* [WHAT TO WORK ON]
Go through the listing below and gather every line with the word "xlabel".
--- BEGIN THE RECORDS ---
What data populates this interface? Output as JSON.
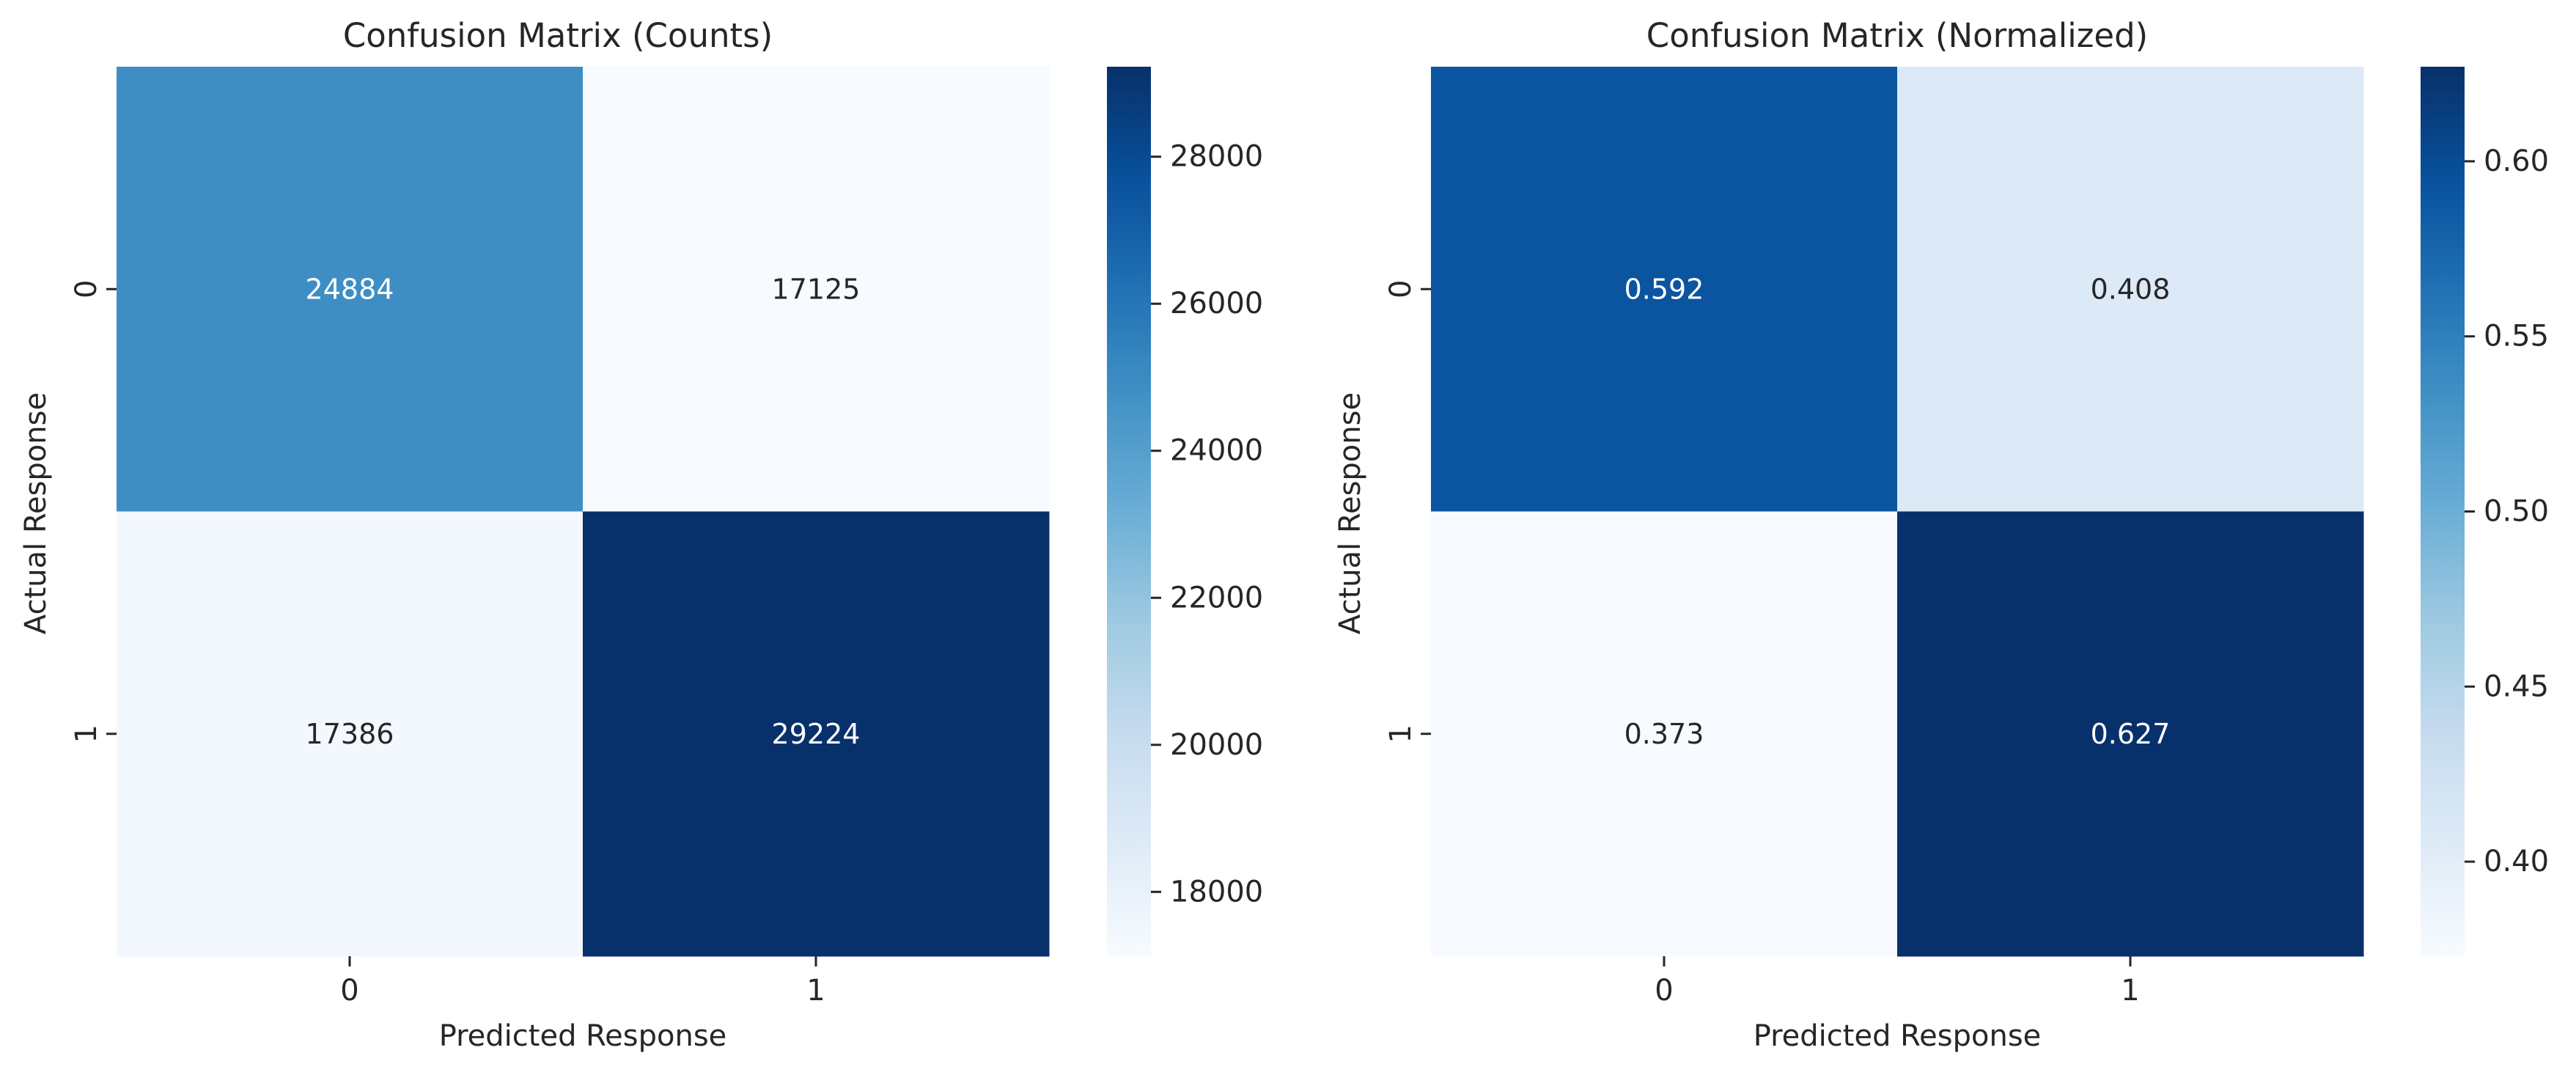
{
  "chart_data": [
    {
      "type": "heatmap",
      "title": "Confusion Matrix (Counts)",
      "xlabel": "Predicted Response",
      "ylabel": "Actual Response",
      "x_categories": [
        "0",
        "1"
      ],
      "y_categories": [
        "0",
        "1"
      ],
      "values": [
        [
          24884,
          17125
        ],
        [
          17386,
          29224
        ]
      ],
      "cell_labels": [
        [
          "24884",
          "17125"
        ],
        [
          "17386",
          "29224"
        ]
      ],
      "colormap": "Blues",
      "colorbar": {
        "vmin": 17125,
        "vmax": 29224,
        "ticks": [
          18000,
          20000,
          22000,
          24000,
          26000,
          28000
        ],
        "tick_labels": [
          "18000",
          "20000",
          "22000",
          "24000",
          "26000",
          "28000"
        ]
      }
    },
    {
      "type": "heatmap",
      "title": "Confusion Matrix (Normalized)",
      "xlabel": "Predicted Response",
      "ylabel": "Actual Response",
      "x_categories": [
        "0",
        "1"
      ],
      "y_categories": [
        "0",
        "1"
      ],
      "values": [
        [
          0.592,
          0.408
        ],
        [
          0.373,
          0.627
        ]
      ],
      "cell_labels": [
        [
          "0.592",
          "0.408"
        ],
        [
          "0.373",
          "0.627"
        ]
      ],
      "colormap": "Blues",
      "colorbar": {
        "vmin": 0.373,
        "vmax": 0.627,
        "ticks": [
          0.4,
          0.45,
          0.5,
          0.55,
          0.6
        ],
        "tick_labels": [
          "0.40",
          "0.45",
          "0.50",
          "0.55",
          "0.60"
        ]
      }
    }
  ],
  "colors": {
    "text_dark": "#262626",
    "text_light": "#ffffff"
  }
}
--- END THE RECORDS ---
--- BEGIN THE RECORDS ---
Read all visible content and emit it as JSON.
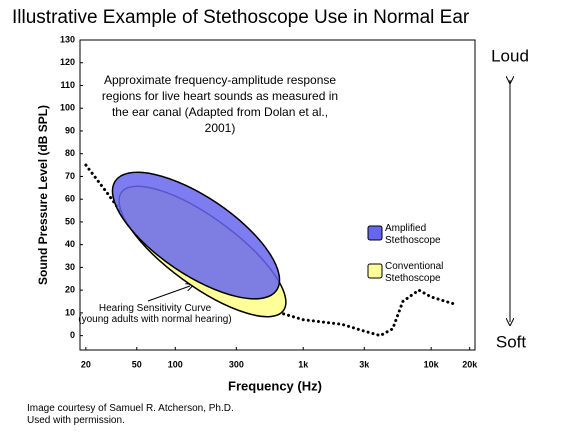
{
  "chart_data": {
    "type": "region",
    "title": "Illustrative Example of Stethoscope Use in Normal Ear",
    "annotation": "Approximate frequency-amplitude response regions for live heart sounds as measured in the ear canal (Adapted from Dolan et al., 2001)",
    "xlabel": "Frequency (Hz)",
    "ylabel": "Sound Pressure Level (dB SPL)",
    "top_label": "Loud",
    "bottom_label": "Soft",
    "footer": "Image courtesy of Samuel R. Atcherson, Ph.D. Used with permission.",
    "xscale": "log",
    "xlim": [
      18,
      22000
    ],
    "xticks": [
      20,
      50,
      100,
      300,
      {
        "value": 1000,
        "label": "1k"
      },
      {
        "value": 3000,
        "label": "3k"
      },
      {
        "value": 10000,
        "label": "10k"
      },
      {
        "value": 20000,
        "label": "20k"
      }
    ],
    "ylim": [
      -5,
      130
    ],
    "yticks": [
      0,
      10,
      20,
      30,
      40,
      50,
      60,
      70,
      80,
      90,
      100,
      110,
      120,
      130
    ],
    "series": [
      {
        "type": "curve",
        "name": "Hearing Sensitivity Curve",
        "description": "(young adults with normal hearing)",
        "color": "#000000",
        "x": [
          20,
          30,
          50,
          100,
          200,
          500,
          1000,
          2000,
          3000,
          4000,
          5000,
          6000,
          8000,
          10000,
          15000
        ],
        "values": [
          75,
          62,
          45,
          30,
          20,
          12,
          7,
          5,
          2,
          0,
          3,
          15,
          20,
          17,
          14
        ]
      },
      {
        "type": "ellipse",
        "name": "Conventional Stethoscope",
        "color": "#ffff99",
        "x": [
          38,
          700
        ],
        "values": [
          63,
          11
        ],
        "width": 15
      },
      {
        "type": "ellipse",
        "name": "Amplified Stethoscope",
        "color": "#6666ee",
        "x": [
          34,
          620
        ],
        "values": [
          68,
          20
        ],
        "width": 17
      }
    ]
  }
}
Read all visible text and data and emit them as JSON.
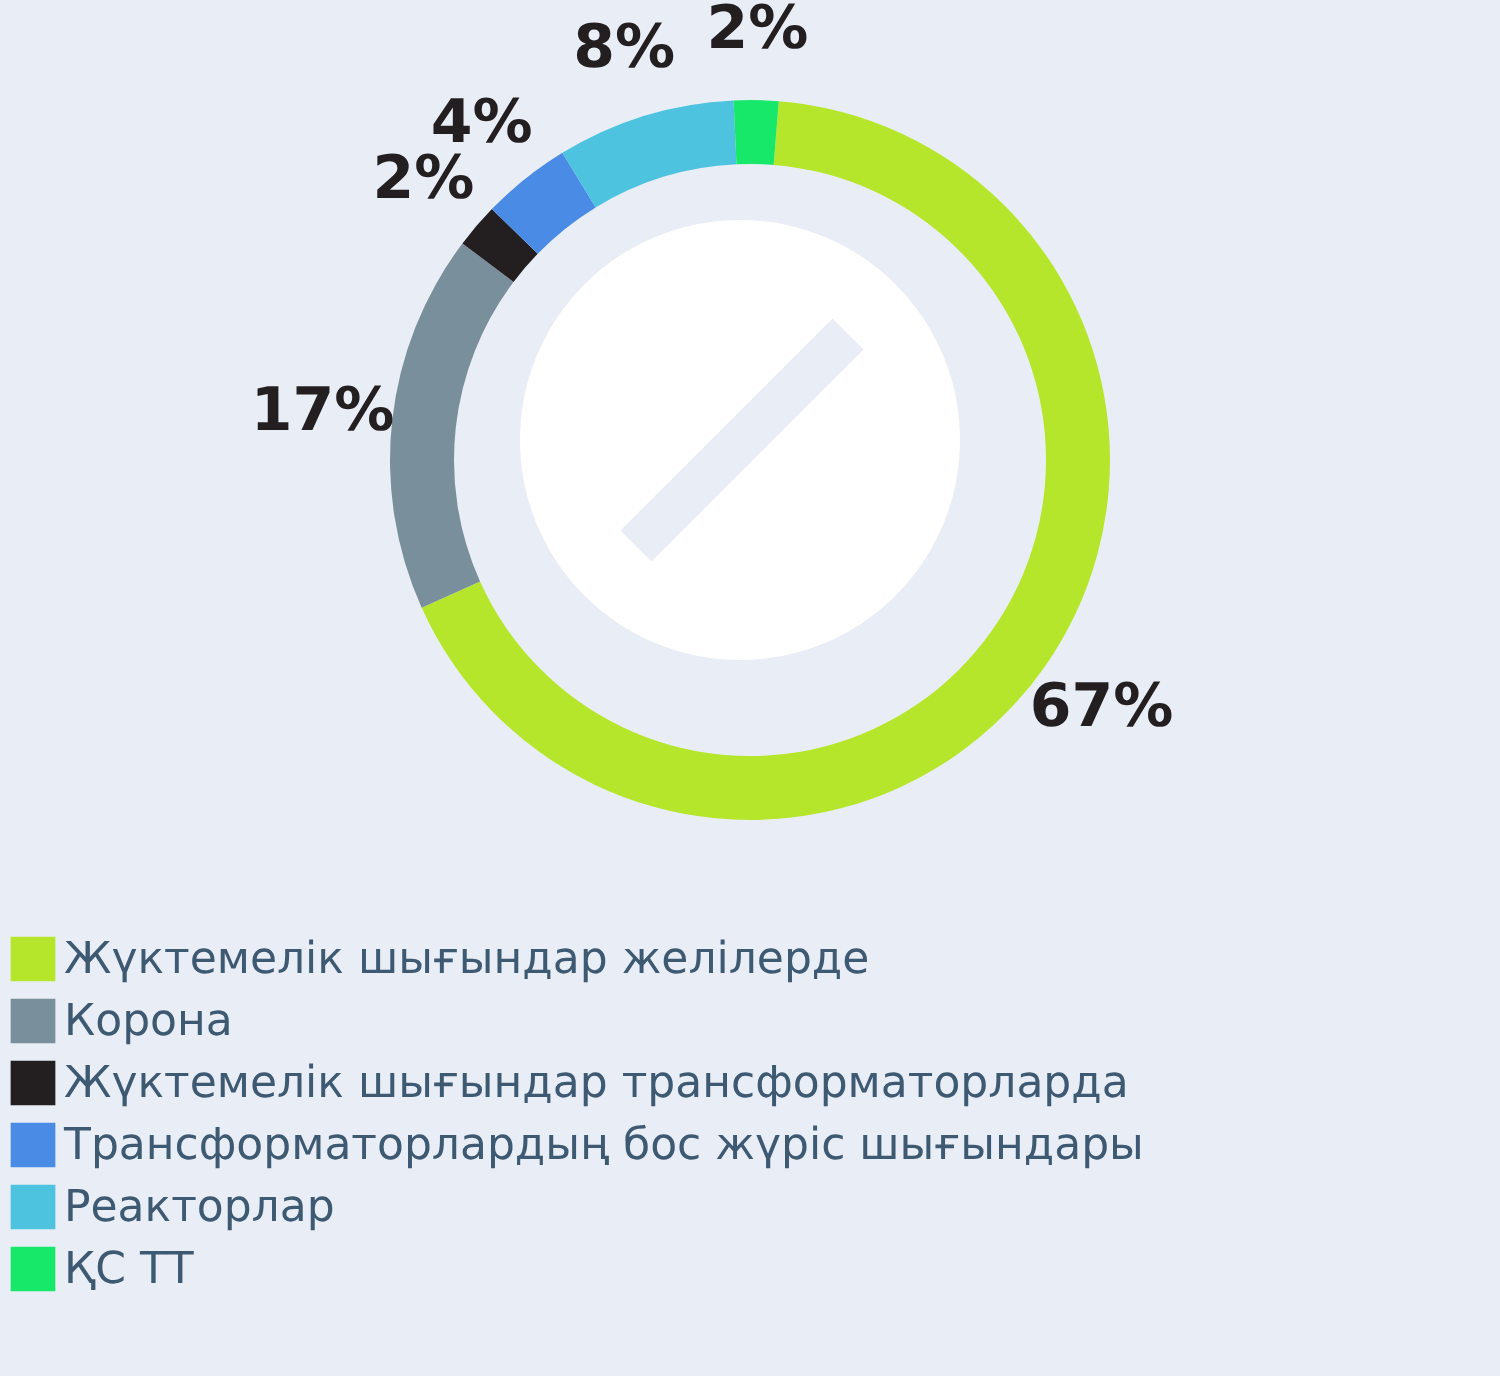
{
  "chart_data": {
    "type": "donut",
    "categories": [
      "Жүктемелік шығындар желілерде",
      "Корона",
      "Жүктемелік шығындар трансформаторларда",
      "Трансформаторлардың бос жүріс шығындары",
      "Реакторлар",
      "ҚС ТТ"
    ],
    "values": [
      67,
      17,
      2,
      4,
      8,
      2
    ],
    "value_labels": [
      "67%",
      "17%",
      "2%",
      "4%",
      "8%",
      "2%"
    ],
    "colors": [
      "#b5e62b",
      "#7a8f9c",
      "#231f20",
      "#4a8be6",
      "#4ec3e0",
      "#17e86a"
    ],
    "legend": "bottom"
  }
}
--- END THE RECORDS ---
--- BEGIN THE RECORDS ---
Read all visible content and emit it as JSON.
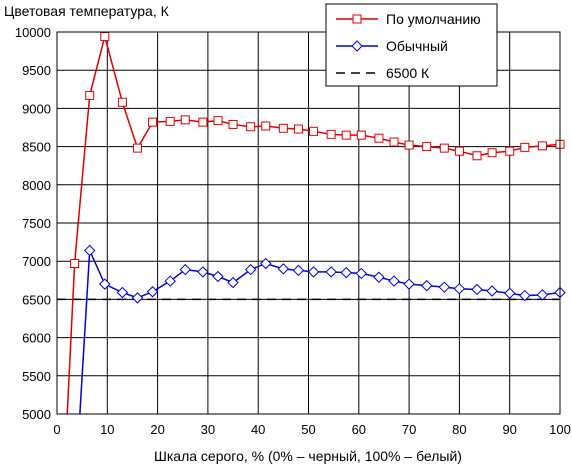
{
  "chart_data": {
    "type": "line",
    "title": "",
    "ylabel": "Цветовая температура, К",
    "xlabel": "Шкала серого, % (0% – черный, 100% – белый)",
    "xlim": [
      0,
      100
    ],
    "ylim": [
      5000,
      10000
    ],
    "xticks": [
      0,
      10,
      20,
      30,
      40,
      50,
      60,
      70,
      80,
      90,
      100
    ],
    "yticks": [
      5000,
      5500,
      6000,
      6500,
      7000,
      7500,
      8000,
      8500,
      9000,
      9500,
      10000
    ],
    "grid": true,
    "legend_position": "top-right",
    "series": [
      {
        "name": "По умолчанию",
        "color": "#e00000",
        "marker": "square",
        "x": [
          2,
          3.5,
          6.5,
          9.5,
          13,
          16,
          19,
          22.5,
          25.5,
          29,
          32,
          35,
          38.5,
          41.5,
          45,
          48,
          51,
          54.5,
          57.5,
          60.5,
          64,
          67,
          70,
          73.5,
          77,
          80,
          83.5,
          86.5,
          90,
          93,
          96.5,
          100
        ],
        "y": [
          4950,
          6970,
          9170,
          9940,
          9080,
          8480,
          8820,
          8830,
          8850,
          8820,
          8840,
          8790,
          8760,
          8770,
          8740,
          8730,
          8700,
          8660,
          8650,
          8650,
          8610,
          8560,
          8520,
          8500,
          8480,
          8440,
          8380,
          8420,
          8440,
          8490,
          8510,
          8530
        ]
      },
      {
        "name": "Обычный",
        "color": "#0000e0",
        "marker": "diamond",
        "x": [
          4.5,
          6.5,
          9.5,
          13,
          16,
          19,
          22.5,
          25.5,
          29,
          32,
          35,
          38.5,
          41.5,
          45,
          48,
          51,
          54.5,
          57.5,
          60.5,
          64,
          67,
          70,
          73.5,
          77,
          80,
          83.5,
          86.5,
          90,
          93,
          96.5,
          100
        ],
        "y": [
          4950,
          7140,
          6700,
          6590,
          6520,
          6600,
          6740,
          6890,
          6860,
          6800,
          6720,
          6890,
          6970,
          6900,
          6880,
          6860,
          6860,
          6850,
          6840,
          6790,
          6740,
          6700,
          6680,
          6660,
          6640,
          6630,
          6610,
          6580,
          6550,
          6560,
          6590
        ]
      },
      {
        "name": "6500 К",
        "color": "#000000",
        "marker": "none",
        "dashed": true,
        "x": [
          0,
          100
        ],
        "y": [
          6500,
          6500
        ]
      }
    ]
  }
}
--- END THE RECORDS ---
* [WRITTEN REPLY]
      "xlabel": "Predicted Response",
      "xlabel": "Predicted Response",
    "xlabel": "Frequency (Hz)",
    "xlabel": "Шкала серого, % (0% – черный, 100% – белый)",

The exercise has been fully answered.